━━━━━ GIVEN INFORMATION ━━━━━

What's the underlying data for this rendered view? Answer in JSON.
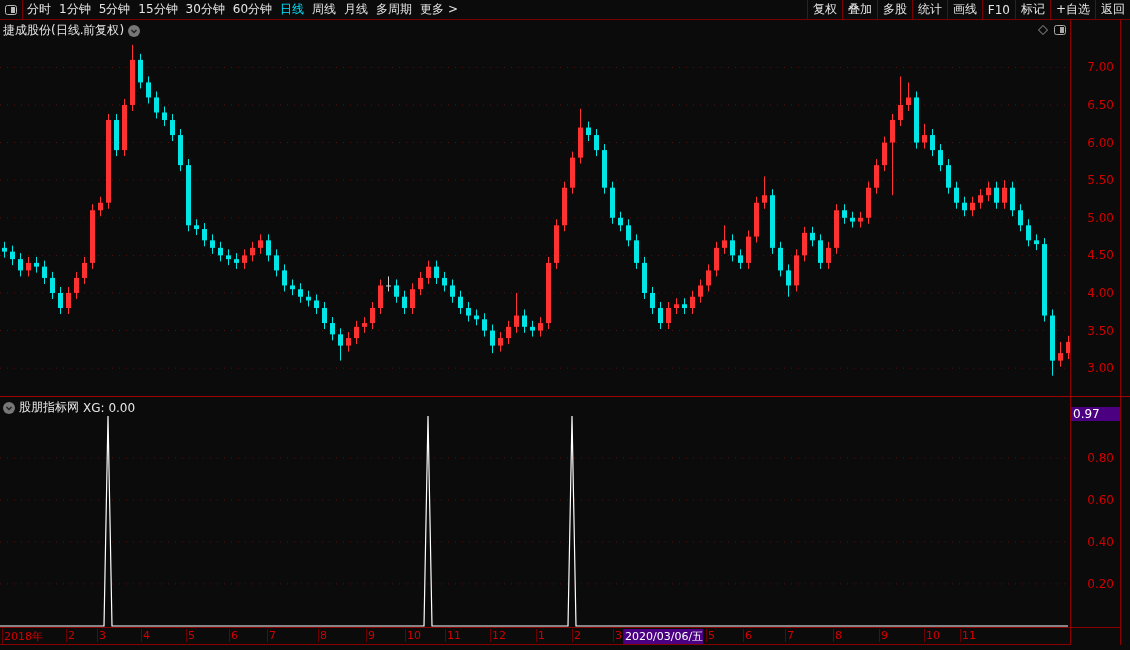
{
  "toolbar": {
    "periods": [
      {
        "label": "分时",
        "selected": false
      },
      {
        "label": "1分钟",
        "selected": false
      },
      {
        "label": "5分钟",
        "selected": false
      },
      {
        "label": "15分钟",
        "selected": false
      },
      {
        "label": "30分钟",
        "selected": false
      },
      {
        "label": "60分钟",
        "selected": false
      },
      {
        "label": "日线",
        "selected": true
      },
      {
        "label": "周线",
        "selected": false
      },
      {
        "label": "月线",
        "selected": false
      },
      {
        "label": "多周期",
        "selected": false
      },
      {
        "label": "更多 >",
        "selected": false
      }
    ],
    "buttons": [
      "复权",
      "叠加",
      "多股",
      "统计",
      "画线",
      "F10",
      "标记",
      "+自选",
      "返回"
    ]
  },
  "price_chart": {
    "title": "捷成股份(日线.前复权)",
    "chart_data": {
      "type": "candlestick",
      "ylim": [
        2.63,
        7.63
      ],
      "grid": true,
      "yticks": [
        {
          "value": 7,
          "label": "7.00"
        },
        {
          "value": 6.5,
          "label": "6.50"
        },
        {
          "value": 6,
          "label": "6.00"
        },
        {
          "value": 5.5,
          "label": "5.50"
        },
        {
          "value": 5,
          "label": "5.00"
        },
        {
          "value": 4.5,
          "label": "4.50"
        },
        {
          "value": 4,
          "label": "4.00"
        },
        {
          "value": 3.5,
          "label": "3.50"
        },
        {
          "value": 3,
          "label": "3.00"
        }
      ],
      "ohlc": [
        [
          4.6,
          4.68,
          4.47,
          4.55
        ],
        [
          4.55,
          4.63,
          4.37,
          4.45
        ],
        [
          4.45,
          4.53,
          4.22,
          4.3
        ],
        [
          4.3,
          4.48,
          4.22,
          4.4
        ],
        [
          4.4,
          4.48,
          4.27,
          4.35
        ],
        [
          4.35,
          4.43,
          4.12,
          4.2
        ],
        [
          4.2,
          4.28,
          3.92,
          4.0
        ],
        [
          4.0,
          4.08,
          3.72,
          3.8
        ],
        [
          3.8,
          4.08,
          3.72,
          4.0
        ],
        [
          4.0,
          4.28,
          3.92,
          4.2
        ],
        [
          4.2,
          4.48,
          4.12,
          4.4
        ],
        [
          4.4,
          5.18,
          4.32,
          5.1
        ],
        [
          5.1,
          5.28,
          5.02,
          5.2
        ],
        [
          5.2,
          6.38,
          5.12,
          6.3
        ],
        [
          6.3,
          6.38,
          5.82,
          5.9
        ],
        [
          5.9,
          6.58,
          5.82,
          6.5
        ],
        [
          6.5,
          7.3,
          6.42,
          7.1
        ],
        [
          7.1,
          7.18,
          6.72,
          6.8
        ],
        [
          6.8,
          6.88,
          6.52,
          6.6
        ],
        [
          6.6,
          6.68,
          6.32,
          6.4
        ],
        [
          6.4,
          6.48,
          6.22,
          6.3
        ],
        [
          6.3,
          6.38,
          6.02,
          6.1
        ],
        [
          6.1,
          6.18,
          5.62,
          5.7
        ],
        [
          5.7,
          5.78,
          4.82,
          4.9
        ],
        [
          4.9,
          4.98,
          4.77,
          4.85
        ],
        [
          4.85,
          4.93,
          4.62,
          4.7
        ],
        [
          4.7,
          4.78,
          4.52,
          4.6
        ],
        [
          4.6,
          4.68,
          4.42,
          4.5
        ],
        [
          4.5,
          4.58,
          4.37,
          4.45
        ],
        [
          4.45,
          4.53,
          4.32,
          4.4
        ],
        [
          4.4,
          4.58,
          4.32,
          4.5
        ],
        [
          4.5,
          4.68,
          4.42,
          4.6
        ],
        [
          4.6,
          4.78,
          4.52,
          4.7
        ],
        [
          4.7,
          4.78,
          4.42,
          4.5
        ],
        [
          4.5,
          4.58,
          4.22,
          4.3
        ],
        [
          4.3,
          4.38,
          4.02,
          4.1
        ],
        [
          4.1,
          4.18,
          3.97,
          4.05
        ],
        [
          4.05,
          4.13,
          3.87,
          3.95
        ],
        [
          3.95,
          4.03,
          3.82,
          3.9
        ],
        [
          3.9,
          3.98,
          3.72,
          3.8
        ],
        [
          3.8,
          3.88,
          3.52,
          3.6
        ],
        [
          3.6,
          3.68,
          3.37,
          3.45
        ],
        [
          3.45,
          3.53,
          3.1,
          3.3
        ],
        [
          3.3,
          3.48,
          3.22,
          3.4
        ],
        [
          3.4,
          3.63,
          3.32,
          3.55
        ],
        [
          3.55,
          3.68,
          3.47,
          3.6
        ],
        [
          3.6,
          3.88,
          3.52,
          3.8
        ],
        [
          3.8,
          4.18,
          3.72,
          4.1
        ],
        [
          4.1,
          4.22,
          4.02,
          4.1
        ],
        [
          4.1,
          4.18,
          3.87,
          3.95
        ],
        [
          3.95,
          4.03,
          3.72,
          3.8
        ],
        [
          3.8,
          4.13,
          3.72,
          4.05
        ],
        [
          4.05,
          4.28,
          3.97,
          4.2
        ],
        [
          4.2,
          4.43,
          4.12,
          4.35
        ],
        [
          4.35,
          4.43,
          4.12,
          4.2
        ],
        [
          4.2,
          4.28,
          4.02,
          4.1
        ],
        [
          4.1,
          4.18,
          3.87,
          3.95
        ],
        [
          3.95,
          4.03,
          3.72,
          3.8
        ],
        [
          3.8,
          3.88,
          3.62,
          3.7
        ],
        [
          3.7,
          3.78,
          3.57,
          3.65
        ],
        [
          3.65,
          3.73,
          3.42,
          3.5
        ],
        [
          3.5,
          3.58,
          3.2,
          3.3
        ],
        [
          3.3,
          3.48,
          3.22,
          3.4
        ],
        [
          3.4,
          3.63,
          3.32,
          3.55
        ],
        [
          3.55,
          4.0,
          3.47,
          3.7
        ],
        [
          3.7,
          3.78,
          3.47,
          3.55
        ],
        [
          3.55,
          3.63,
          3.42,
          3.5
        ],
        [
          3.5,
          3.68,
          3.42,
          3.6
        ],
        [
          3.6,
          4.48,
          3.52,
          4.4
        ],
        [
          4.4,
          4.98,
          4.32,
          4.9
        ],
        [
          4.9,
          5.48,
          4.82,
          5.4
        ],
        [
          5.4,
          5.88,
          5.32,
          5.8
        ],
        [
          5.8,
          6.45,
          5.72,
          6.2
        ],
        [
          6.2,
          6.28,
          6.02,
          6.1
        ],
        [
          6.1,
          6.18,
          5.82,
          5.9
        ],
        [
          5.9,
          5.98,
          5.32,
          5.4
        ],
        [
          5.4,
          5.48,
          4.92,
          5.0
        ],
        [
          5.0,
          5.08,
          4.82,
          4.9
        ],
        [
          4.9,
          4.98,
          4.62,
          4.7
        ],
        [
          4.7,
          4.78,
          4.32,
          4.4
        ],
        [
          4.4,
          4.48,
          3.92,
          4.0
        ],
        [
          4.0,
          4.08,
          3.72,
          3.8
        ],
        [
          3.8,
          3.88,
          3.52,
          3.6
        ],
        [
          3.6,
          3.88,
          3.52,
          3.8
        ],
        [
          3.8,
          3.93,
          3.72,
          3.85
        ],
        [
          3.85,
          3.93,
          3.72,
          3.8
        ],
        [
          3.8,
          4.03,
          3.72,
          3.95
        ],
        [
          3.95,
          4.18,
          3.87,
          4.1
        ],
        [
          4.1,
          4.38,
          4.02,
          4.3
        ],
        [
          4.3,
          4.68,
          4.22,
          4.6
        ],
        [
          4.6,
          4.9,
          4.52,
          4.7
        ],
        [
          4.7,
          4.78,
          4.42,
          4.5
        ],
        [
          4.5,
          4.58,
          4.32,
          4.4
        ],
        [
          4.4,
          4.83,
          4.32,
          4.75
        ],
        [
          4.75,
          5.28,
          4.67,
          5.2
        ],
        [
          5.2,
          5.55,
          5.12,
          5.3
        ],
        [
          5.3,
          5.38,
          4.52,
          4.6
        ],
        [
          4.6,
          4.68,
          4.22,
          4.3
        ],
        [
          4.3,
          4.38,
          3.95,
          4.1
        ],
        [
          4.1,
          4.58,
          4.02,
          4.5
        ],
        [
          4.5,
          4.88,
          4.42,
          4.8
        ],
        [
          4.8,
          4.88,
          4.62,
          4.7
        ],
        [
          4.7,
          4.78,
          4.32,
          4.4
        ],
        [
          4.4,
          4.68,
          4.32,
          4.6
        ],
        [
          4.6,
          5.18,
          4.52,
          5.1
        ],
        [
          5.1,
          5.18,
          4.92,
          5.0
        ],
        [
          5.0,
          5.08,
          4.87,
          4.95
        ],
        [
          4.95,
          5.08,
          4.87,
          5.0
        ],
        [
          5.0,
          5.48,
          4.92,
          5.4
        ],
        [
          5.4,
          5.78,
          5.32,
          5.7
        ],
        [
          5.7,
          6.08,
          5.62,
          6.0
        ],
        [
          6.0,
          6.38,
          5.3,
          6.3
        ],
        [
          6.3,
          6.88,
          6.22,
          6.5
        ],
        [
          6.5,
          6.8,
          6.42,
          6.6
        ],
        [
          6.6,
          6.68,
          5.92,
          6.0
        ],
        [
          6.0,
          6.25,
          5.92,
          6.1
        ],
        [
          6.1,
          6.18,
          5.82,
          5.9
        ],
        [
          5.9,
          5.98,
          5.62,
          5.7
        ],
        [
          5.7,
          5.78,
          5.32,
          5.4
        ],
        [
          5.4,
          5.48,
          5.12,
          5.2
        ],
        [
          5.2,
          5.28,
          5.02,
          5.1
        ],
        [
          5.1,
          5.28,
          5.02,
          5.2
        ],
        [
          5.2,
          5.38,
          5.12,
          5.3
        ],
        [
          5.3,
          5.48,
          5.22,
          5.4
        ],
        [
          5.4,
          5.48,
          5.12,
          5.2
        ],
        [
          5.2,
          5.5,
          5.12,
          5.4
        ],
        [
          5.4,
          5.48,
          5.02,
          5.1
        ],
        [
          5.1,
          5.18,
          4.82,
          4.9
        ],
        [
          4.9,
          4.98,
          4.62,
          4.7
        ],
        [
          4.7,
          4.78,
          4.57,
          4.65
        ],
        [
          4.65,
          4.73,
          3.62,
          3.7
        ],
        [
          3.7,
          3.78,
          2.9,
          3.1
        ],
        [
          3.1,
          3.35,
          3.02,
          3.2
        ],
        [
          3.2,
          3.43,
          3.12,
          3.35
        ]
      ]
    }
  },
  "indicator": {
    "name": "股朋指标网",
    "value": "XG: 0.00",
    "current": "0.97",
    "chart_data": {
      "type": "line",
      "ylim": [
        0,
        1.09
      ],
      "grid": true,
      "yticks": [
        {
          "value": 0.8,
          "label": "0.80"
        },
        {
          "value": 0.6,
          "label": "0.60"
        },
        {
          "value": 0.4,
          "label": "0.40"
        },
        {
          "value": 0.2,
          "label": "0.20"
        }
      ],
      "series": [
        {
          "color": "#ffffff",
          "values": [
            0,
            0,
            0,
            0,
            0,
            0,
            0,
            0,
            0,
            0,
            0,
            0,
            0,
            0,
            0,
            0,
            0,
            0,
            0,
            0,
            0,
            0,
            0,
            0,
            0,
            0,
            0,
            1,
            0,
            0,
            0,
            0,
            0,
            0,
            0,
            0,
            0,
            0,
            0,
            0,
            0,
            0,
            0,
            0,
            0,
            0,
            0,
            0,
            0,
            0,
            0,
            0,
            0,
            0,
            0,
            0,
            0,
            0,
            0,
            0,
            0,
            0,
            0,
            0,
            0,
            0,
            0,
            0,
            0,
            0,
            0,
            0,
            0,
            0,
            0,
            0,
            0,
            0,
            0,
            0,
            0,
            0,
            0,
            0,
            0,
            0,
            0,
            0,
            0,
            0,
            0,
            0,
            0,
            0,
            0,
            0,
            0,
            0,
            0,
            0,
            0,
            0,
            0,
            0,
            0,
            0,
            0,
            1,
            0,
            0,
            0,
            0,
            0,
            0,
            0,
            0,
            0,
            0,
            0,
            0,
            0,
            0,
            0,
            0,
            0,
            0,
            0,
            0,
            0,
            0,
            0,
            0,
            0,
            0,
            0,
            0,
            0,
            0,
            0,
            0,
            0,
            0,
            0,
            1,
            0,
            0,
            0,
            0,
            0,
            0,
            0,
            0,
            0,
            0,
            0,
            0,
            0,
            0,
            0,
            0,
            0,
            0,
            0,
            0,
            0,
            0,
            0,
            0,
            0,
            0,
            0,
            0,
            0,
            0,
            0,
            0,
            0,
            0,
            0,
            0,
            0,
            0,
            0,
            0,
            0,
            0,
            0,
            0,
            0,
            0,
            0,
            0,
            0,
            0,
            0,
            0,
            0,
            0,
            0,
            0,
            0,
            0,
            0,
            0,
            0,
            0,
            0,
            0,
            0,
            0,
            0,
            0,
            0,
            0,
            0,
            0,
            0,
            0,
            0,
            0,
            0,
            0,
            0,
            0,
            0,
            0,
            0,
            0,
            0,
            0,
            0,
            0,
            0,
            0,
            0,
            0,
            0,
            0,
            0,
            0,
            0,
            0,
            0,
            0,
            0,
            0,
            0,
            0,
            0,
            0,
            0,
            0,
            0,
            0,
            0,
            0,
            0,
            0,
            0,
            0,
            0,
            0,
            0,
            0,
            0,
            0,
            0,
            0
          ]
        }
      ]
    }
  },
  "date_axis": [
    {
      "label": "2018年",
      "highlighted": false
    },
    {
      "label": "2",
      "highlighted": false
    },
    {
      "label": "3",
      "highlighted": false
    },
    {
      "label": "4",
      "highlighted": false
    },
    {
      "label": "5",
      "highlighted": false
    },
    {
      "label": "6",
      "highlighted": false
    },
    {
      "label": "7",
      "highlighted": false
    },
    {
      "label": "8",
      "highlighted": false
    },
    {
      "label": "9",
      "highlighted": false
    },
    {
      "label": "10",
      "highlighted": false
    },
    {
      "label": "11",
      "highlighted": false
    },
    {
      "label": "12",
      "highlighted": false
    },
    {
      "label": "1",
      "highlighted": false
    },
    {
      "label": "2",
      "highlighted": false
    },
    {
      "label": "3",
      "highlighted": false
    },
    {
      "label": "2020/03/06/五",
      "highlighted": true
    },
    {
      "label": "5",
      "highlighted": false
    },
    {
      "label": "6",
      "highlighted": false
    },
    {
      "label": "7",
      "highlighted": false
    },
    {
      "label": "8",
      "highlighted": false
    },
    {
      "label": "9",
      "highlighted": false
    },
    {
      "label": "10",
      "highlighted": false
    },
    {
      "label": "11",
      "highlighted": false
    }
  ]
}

━━━━━

SHORT PROBLEM
Find the word "true" in the data and copy out each line where it turns up.

SOLUTION BELOW
        "selected": true
      "grid": true,
      "grid": true,
      "highlighted": true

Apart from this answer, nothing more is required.